Required work
Show, in full, each line of the data that contains "warehouse".

[Dataset records]
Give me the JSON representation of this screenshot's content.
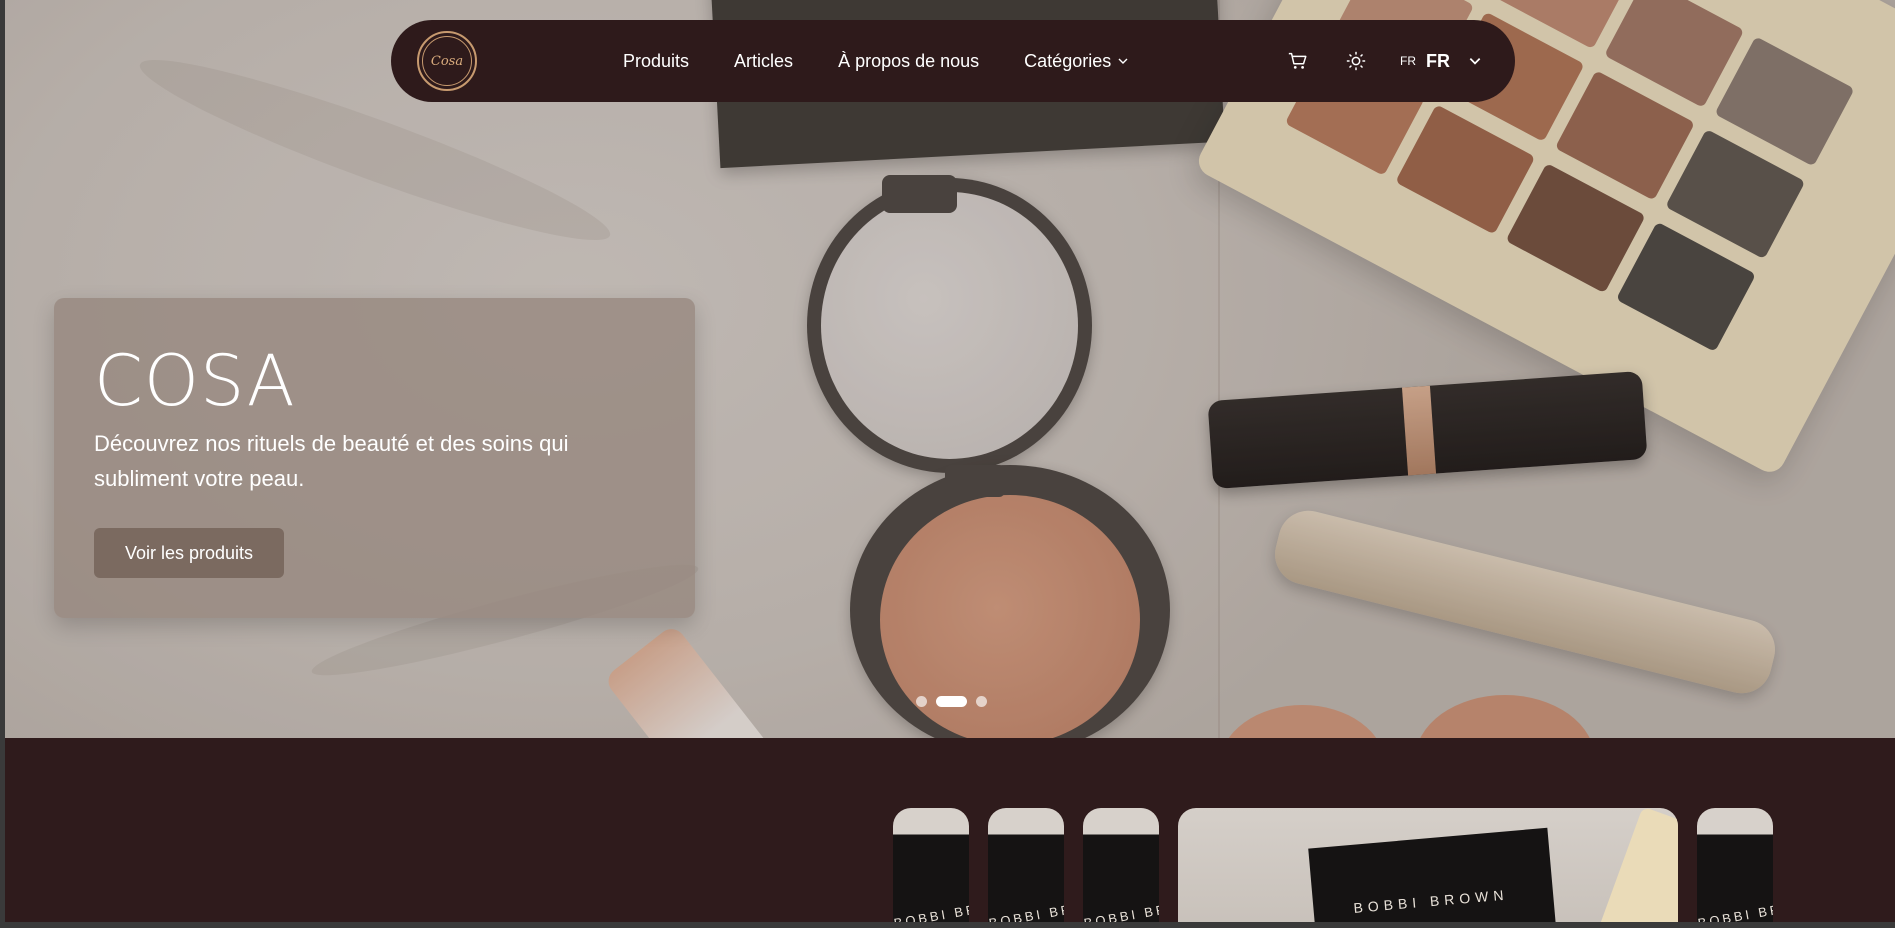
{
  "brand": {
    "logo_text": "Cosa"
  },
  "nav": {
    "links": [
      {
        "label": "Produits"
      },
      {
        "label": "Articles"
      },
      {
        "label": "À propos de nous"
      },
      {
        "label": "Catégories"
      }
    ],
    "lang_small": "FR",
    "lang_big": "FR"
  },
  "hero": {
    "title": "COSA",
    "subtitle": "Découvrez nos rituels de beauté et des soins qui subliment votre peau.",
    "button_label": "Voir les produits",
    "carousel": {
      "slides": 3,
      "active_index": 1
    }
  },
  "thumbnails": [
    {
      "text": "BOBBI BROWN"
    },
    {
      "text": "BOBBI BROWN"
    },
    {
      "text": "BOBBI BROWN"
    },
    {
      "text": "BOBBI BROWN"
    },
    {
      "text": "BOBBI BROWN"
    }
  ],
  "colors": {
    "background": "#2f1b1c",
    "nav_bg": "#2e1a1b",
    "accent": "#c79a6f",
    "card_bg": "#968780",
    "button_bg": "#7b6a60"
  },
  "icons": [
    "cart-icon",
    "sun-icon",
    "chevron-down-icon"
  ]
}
---
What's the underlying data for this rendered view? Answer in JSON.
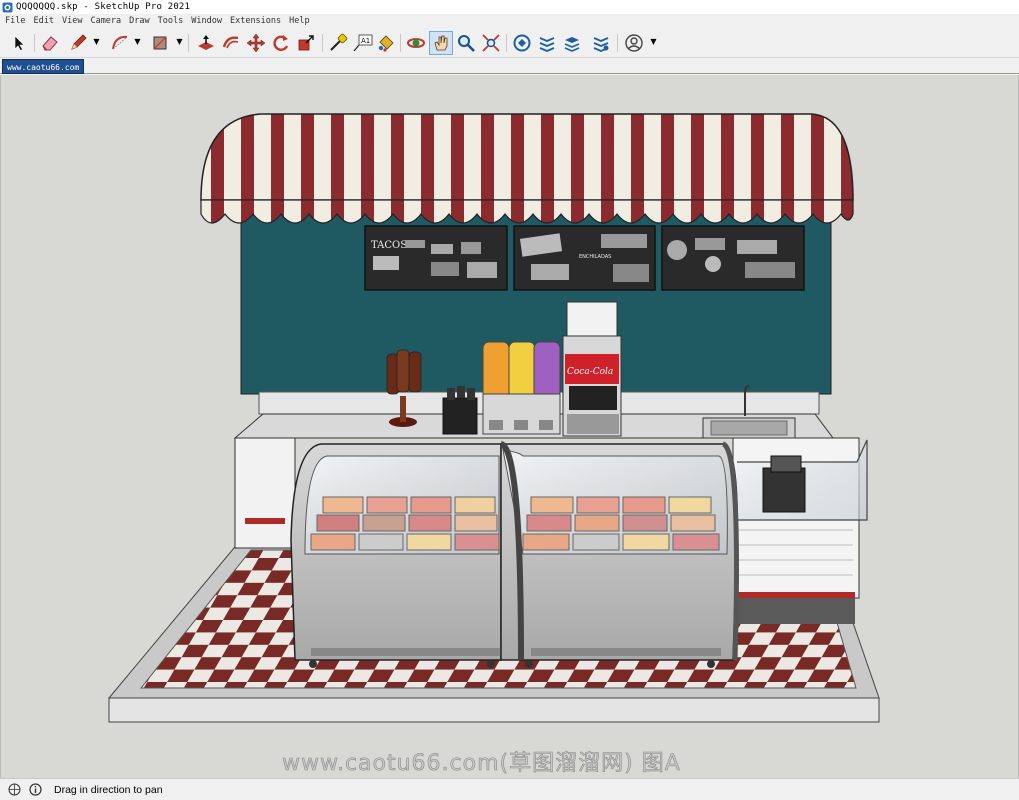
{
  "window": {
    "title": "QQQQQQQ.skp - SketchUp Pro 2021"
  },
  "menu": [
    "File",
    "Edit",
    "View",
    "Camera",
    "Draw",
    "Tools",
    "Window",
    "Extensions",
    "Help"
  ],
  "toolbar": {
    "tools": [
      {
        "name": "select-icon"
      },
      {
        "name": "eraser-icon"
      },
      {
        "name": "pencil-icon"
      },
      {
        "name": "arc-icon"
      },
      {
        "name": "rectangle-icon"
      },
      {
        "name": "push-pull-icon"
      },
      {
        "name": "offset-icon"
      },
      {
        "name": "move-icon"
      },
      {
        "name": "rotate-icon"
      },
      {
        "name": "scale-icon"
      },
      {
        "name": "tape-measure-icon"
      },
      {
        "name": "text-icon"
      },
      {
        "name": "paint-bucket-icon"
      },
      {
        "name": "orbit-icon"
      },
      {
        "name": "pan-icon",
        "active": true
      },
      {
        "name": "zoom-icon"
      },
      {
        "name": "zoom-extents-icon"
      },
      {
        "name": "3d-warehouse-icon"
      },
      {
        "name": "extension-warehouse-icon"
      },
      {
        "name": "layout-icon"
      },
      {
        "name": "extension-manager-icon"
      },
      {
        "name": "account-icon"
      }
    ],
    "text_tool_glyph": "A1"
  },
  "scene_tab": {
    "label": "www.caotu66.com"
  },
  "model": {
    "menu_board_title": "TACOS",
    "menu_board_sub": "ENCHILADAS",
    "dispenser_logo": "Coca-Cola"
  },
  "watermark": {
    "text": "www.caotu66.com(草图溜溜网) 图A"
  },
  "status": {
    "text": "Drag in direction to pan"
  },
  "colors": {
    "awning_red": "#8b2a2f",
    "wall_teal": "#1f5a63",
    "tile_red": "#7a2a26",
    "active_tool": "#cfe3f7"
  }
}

Finished answer
        "name": "3d-warehouse-icon"
        "name": "extension-warehouse-icon"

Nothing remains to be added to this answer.